Records to process >>
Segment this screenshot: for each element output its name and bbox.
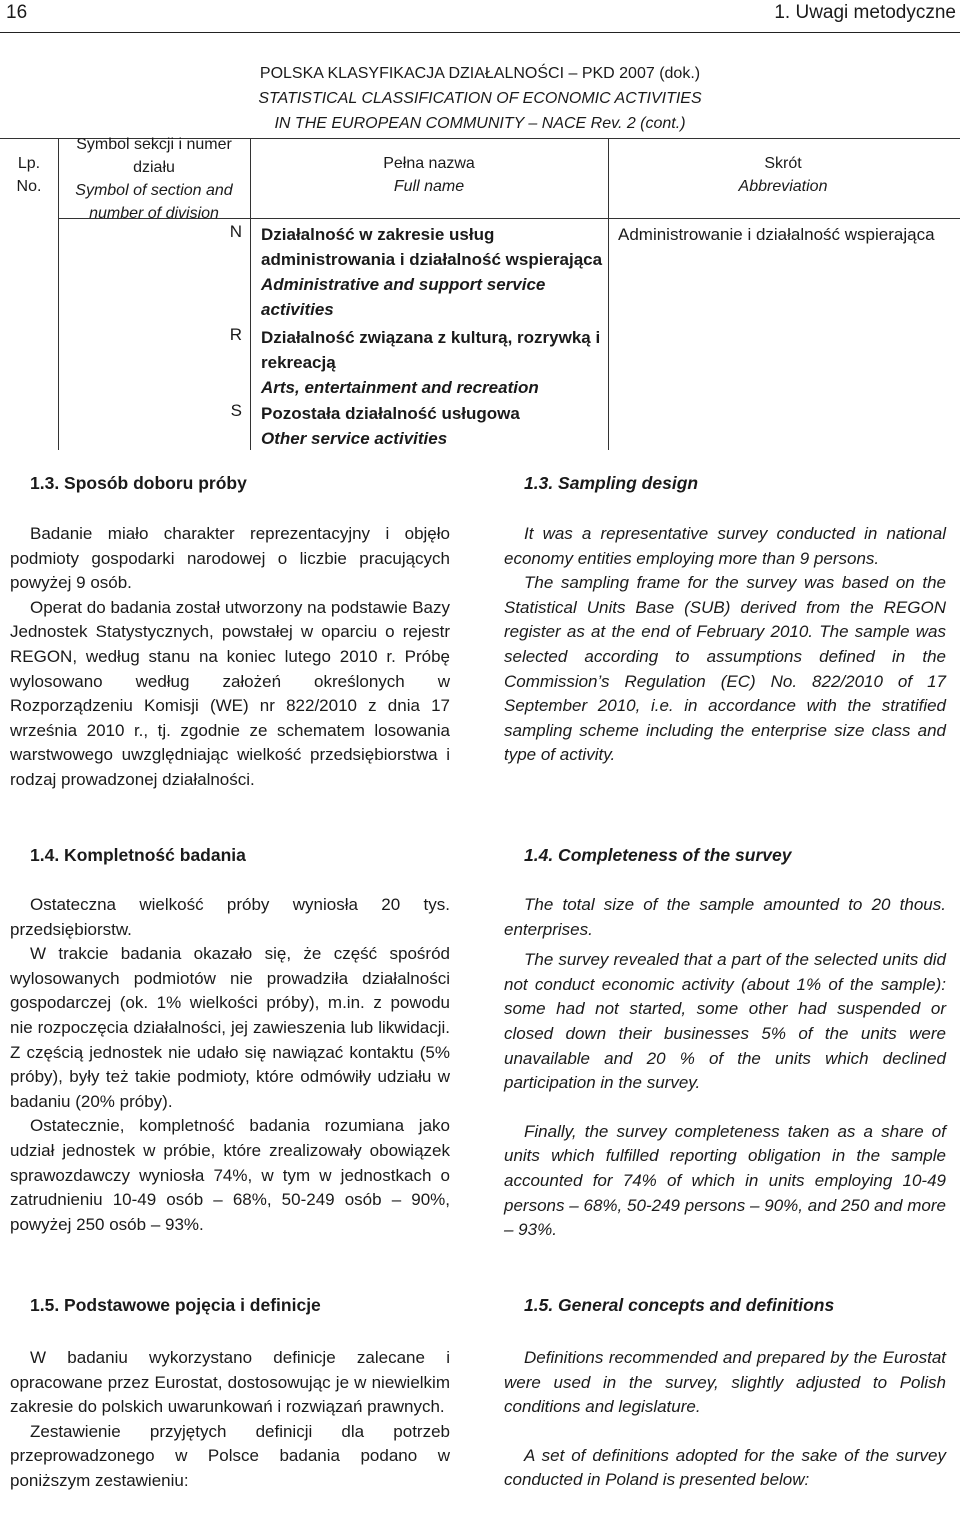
table-row-symbol: N — [229, 222, 242, 241]
paragraph: It was a representative survey conducted in national economy entities employing more than 9 persons. — [504, 524, 946, 568]
section-body-en — [504, 522, 946, 768]
section-body-en — [504, 893, 946, 1243]
paragraph: Ostatecznie, kompletność badania rozumiana jako udział jednostek w próbie, które zrealizowały obowiązek sprawozdawczy wyniosła 74%, w tym w jednostkach o zatrudnieniu 10-49 osób – 68%, 50-249 osób – 90%, powyżej 250 osób – 93%. — [10, 1116, 450, 1234]
running-header — [0, 0, 960, 26]
table-row-name — [261, 401, 606, 451]
col-header-no — [0, 152, 58, 198]
col-header-name-en: Full name — [393, 178, 465, 195]
col-header-name — [250, 152, 608, 198]
paragraph: The sampling frame for the survey was based on the Statistical Units Base (SUB) derived from the REGON register as at the end of February 2010. The sample was selected according to assumptions defined in the Commission’s Regulation (EC) No. 822/2010 of 17 September 2010, i.e. in accordance with the stratified sampling scheme including the enterprise size class and type of activity. — [504, 573, 946, 765]
section-name-en: Arts, entertainment and recreation — [261, 378, 539, 397]
section-body-pl — [10, 1346, 450, 1494]
section-name-pl: Pozostała działalność usługowa — [261, 404, 520, 423]
section-name-pl: Działalność związana z kulturą, rozrywką i rekreacją — [261, 328, 601, 372]
paragraph: Definitions recommended and prepared by the Eurostat were used in the survey, slightly adjusted to Polish conditions and legislature. — [504, 1348, 946, 1417]
col-header-symbol — [60, 133, 248, 225]
table-vline-1 — [58, 138, 59, 450]
chapter-title: 1. Uwagi metodyczne — [774, 2, 956, 23]
section-heading-en: 1.5. General concepts and definitions — [524, 1295, 835, 1315]
paragraph: Ostateczna wielkość próby wyniosła 20 tys. przedsiębiorstw. — [10, 895, 450, 939]
paragraph: A set of definitions adopted for the sake of the survey conducted in Poland is presented below: — [504, 1445, 946, 1490]
page-number: 16 — [6, 2, 28, 23]
paragraph: Finally, the survey completeness taken as a share of units which fulfilled reporting obligation in the sample accounted for 74% of which in units employing 10-49 persons – 68%, 50-249 persons – 90%, and 250 and more – 93%. — [504, 1121, 946, 1240]
section-heading-pl: 1.4. Kompletność badania — [30, 845, 246, 865]
paragraph: Badanie miało charakter reprezentacyjny i objęło podmioty gospodarki narodowej o liczbie pracujących powyżej 9 osób. — [10, 524, 450, 593]
col-header-no-en: No. — [16, 178, 42, 195]
table-row-name — [261, 222, 606, 322]
table-row-abbr: Administrowanie i działalność wspierająca — [618, 225, 935, 244]
section-body-pl — [10, 522, 450, 793]
col-header-abbr — [608, 152, 958, 198]
header-rule — [0, 32, 960, 33]
col-header-abbr-pl: Skrót — [764, 155, 802, 172]
paragraph: The survey revealed that a part of the selected units did not conduct economic activity (about 1% of the sample): some had not started, some other had suspended or closed down their businesses 5% of the units were unavailable and 20 % of the units which declined participation in the survey. — [504, 950, 946, 1093]
paragraph: Operat do badania został utworzony na podstawie Bazy Jednostek Statystycznych, powstałej w oparciu o rejestr REGON, według stanu na koniec lutego 2010 r. Próbę wylosowano według założeń określonych w Rozporządzeniu Komisji (WE) nr 822/2010 z dnia 17 września 2010 r., tj. zgodnie ze schematem losowania warstwowego uwzględniając wielkość przedsiębiorstwa i rodzaj prowadzonej działalności. — [10, 597, 450, 789]
table-row-name — [261, 325, 606, 400]
section-name-en: Administrative and support service activities — [261, 275, 546, 319]
col-header-no-pl: Lp. — [17, 155, 41, 172]
col-header-abbr-en: Abbreviation — [738, 178, 828, 195]
paragraph: W badaniu wykorzystano definicje zalecane i opracowane przez Eurostat, dostosowując je w niewielkim zakresie do polskich uwarunkowań i rozwiązań prawnych. — [10, 1348, 450, 1417]
col-header-symbol-pl: Symbol sekcji i numer działu — [76, 136, 232, 176]
section-heading-en: 1.3. Sampling design — [524, 473, 699, 493]
classification-title-en-2: IN THE EUROPEAN COMMUNITY – NACE Rev. 2 (cont.) — [274, 115, 686, 132]
section-body-pl — [10, 893, 450, 1237]
col-header-name-pl: Pełna nazwa — [383, 155, 475, 172]
section-body-en — [504, 1346, 946, 1493]
section-heading-pl: 1.3. Sposób doboru próby — [30, 473, 247, 493]
section-heading-pl: 1.5. Podstawowe pojęcia i definicje — [30, 1295, 321, 1315]
table-row-symbol: R — [229, 325, 242, 344]
paragraph: The total size of the sample amounted to 20 thous. enterprises. — [504, 895, 946, 939]
section-name-en: Other service activities — [261, 429, 448, 448]
col-header-symbol-en: Symbol of section and number of division — [75, 182, 233, 222]
section-heading-en: 1.4. Completeness of the survey — [524, 845, 792, 865]
paragraph: Zestawienie przyjętych definicji dla potrzeb przeprowadzonego w Polsce badania podano w poniższym zestawieniu: — [10, 1421, 450, 1490]
paragraph: W trakcie badania okazało się, że część spośród wylosowanych podmiotów nie prowadziła działalności gospodarczej (ok. 1% wielkości próby), m.in. z powodu nie rozpoczęcia działalności, jej zawieszenia lub likwidacji. Z częścią jednostek nie udało się nawiązać kontaktu (5% próby), były też takie podmioty, które odmówiły udziału w badaniu (20% próby). — [10, 944, 450, 1111]
classification-title-pl: POLSKA KLASYFIKACJA DZIAŁALNOŚCI – PKD 2007 (dok.) — [259, 65, 701, 82]
classification-title-en-1: STATISTICAL CLASSIFICATION OF ECONOMIC ACTIVITIES — [258, 90, 702, 107]
section-name-pl: Działalność w zakresie usług administrowania i działalność wspierająca — [261, 225, 603, 269]
table-row-symbol: S — [230, 401, 242, 420]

Exercise prompt >> Copy out every one of the lines above verbatim, from first to last, and leave the picture out of your answer.

The completed task >>
Segment this screenshot: for each element output its name and bbox.
table-row-symbol: N — [229, 222, 242, 241]
paragraph: It was a representative survey conducted in national economy entities employing more than 9 persons. — [504, 524, 946, 568]
section-body-en — [504, 522, 946, 768]
section-body-en — [504, 893, 946, 1243]
paragraph: Ostatecznie, kompletność badania rozumiana jako udział jednostek w próbie, które zrealizowały obowiązek sprawozdawczy wyniosła 74%, w tym w jednostkach o zatrudnieniu 10-49 osób – 68%, 50-249 osób – 90%, powyżej 250 osób – 93%. — [10, 1116, 450, 1234]
running-header — [0, 0, 960, 26]
table-row-name — [261, 401, 606, 451]
col-header-no — [0, 152, 58, 198]
col-header-name-en: Full name — [393, 178, 465, 195]
col-header-name — [250, 152, 608, 198]
paragraph: The sampling frame for the survey was based on the Statistical Units Base (SUB) derived from the REGON register as at the end of February 2010. The sample was selected according to assumptions defined in the Commission’s Regulation (EC) No. 822/2010 of 17 September 2010, i.e. in accordance with the stratified sampling scheme including the enterprise size class and type of activity. — [504, 573, 946, 765]
section-name-en: Arts, entertainment and recreation — [261, 378, 539, 397]
section-body-pl — [10, 1346, 450, 1494]
section-name-pl: Pozostała działalność usługowa — [261, 404, 520, 423]
section-name-pl: Działalność związana z kulturą, rozrywką i rekreacją — [261, 328, 601, 372]
paragraph: Definitions recommended and prepared by the Eurostat were used in the survey, slightly adjusted to Polish conditions and legislature. — [504, 1348, 946, 1417]
col-header-symbol — [60, 133, 248, 225]
table-vline-1 — [58, 138, 59, 450]
chapter-title: 1. Uwagi metodyczne — [774, 2, 956, 23]
section-heading-en: 1.5. General concepts and definitions — [524, 1295, 835, 1315]
paragraph: Ostateczna wielkość próby wyniosła 20 tys. przedsiębiorstw. — [10, 895, 450, 939]
paragraph: A set of definitions adopted for the sake of the survey conducted in Poland is presented below: — [504, 1445, 946, 1490]
page-number: 16 — [6, 2, 28, 23]
paragraph: Finally, the survey completeness taken as a share of units which fulfilled reporting obligation in the sample accounted for 74% of which in units employing 10-49 persons – 68%, 50-249 persons – 90%, and 250 and more – 93%. — [504, 1121, 946, 1240]
section-heading-pl: 1.4. Kompletność badania — [30, 845, 246, 865]
paragraph: Badanie miało charakter reprezentacyjny i objęło podmioty gospodarki narodowej o liczbie pracujących powyżej 9 osób. — [10, 524, 450, 593]
col-header-no-en: No. — [16, 178, 42, 195]
table-row-name — [261, 222, 606, 322]
table-row-abbr: Administrowanie i działalność wspierająca — [618, 225, 935, 244]
section-body-pl — [10, 522, 450, 793]
col-header-abbr — [608, 152, 958, 198]
header-rule — [0, 32, 960, 33]
col-header-abbr-pl: Skrót — [764, 155, 802, 172]
paragraph: The survey revealed that a part of the selected units did not conduct economic activity (about 1% of the sample): some had not started, some other had suspended or closed down their businesses 5% of the units were unavailable and 20 % of the units which declined participation in the survey. — [504, 950, 946, 1093]
paragraph: Operat do badania został utworzony na podstawie Bazy Jednostek Statystycznych, powstałej w oparciu o rejestr REGON, według stanu na koniec lutego 2010 r. Próbę wylosowano według założeń określonych w Rozporządzeniu Komisji (WE) nr 822/2010 z dnia 17 września 2010 r., tj. zgodnie ze schematem losowania warstwowego uwzględniając wielkość przedsiębiorstwa i rodzaj prowadzonej działalności. — [10, 597, 450, 789]
table-row-name — [261, 325, 606, 400]
section-name-en: Administrative and support service activities — [261, 275, 546, 319]
col-header-no-pl: Lp. — [17, 155, 41, 172]
col-header-abbr-en: Abbreviation — [738, 178, 828, 195]
paragraph: W badaniu wykorzystano definicje zalecane i opracowane przez Eurostat, dostosowując je w niewielkim zakresie do polskich uwarunkowań i rozwiązań prawnych. — [10, 1348, 450, 1417]
col-header-symbol-pl: Symbol sekcji i numer działu — [76, 136, 232, 176]
section-heading-en: 1.3. Sampling design — [524, 473, 699, 493]
classification-title-en-2: IN THE EUROPEAN COMMUNITY – NACE Rev. 2 (cont.) — [274, 115, 686, 132]
section-body-pl — [10, 893, 450, 1237]
col-header-name-pl: Pełna nazwa — [383, 155, 475, 172]
section-body-en — [504, 1346, 946, 1493]
section-heading-pl: 1.3. Sposób doboru próby — [30, 473, 247, 493]
section-heading-pl: 1.5. Podstawowe pojęcia i definicje — [30, 1295, 321, 1315]
table-row-symbol: R — [229, 325, 242, 344]
paragraph: The total size of the sample amounted to 20 thous. enterprises. — [504, 895, 946, 939]
section-name-en: Other service activities — [261, 429, 448, 448]
col-header-symbol-en: Symbol of section and number of division — [75, 182, 233, 222]
section-heading-en: 1.4. Completeness of the survey — [524, 845, 792, 865]
paragraph: Zestawienie przyjętych definicji dla potrzeb przeprowadzonego w Polsce badania podano w poniższym zestawieniu: — [10, 1421, 450, 1490]
paragraph: W trakcie badania okazało się, że część spośród wylosowanych podmiotów nie prowadziła działalności gospodarczej (ok. 1% wielkości próby), m.in. z powodu nie rozpoczęcia działalności, jej zawieszenia lub likwidacji. Z częścią jednostek nie udało się nawiązać kontaktu (5% próby), były też takie podmioty, które odmówiły udziału w badaniu (20% próby). — [10, 944, 450, 1111]
classification-title-pl: POLSKA KLASYFIKACJA DZIAŁALNOŚCI – PKD 2007 (dok.) — [259, 65, 701, 82]
classification-title-en-1: STATISTICAL CLASSIFICATION OF ECONOMIC ACTIVITIES — [258, 90, 702, 107]
section-name-pl: Działalność w zakresie usług administrowania i działalność wspierająca — [261, 225, 603, 269]
table-row-symbol: S — [230, 401, 242, 420]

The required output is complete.